• [Exercise objective] Collect each line of the entries that holds the string "Cities".

• [Material to process]
***

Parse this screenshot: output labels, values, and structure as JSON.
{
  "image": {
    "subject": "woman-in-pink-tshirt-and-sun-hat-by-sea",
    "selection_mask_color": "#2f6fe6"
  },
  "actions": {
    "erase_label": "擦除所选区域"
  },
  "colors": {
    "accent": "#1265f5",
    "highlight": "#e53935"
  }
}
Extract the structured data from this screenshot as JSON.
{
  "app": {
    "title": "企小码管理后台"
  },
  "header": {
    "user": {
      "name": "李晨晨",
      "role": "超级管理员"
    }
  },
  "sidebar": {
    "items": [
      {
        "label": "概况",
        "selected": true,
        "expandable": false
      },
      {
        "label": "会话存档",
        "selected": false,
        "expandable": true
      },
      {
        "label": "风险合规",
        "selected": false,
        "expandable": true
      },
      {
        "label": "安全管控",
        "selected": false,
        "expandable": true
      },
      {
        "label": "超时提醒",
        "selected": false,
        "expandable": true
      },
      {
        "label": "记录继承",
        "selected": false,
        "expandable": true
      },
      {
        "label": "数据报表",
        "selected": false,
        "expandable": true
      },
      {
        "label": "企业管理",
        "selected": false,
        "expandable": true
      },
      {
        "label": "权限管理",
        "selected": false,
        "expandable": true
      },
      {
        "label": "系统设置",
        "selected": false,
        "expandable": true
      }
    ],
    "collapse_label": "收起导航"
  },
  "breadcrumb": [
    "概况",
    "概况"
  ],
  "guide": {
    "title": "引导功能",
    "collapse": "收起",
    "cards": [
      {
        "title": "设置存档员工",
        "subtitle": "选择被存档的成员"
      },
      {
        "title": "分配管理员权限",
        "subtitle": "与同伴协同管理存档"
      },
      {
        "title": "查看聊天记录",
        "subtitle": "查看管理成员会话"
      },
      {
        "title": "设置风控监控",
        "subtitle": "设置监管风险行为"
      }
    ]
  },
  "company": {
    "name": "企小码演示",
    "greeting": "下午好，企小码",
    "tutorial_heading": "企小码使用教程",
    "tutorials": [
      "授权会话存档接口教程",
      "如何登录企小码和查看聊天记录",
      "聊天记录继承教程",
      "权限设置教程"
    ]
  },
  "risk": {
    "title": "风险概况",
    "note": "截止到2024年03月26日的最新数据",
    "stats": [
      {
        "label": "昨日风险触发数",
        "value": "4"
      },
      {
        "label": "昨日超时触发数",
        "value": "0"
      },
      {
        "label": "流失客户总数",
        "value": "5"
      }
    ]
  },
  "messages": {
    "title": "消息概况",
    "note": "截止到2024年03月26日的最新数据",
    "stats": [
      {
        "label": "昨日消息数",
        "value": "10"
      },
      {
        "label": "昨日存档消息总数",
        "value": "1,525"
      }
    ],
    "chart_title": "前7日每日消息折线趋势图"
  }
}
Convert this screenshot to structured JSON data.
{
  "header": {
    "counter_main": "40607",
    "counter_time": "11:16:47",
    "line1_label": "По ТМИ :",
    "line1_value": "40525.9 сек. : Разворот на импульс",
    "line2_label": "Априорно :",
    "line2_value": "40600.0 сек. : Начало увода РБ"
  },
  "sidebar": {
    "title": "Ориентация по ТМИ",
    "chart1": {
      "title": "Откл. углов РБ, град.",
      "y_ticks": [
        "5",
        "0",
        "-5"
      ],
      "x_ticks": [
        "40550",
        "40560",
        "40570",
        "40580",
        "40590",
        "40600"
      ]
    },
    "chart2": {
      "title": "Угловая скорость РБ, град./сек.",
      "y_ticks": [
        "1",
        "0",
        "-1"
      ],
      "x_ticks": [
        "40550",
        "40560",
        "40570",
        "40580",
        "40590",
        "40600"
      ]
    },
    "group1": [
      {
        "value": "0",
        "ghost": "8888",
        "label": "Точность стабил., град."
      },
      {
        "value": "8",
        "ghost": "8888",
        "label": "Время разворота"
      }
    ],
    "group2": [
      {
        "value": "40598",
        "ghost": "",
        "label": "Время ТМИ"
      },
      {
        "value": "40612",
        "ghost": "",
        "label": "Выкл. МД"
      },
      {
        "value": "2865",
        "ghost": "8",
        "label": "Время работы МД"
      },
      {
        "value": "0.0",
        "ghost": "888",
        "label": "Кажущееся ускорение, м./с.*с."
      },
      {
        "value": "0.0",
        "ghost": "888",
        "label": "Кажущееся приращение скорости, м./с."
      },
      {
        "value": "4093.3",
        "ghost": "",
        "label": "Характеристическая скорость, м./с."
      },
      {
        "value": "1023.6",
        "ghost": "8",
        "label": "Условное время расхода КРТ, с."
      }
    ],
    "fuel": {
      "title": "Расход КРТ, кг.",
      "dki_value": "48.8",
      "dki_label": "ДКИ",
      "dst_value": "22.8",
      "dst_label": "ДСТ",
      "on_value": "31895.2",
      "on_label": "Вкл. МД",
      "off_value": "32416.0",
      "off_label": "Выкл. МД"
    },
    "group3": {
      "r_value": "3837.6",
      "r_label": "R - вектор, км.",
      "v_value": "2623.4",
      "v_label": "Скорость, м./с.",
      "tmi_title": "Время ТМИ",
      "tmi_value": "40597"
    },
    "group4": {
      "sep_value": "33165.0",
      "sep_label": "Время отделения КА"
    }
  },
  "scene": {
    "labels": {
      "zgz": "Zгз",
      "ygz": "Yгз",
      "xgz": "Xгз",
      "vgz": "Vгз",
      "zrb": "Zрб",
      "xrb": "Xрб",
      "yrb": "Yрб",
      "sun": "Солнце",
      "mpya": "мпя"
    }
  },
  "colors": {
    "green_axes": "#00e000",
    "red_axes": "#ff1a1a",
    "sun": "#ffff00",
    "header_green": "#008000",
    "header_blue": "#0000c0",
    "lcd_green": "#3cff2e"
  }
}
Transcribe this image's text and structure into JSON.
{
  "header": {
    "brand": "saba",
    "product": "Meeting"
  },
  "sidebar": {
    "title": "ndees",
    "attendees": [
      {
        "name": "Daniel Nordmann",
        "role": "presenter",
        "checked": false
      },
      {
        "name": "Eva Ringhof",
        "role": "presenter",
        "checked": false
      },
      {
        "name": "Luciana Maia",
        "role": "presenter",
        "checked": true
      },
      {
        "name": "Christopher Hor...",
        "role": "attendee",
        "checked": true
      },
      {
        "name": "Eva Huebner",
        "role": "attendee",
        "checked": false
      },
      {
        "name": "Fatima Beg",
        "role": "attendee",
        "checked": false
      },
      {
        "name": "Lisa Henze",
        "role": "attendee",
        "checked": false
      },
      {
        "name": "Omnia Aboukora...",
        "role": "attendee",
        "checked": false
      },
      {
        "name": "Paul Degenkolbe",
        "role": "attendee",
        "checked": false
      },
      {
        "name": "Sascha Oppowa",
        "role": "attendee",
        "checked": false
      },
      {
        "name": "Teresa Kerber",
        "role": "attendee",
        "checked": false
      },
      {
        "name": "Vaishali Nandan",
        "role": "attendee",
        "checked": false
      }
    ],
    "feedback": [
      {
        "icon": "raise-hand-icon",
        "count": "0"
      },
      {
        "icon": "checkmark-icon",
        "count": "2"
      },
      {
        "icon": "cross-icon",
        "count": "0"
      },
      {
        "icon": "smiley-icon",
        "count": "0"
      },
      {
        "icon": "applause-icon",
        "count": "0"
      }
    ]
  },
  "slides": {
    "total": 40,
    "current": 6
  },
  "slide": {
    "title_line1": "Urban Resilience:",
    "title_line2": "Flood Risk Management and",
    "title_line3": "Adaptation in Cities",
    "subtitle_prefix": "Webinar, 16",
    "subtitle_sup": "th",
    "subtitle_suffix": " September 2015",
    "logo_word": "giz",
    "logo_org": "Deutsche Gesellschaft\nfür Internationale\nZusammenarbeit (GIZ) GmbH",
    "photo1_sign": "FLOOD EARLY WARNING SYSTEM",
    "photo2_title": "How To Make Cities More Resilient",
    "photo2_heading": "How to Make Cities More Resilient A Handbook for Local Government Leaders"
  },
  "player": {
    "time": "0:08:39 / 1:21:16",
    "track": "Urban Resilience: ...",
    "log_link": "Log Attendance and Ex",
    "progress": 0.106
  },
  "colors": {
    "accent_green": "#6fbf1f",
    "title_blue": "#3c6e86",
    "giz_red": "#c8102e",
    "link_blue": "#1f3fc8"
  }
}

***

• [Reply to the task]
    "title_line3": "Adaptation in Cities",
    "photo2_title": "How To Make Cities More Resilient",
    "photo2_heading": "How to Make Cities More Resilient A Handbook for Local Government Leaders"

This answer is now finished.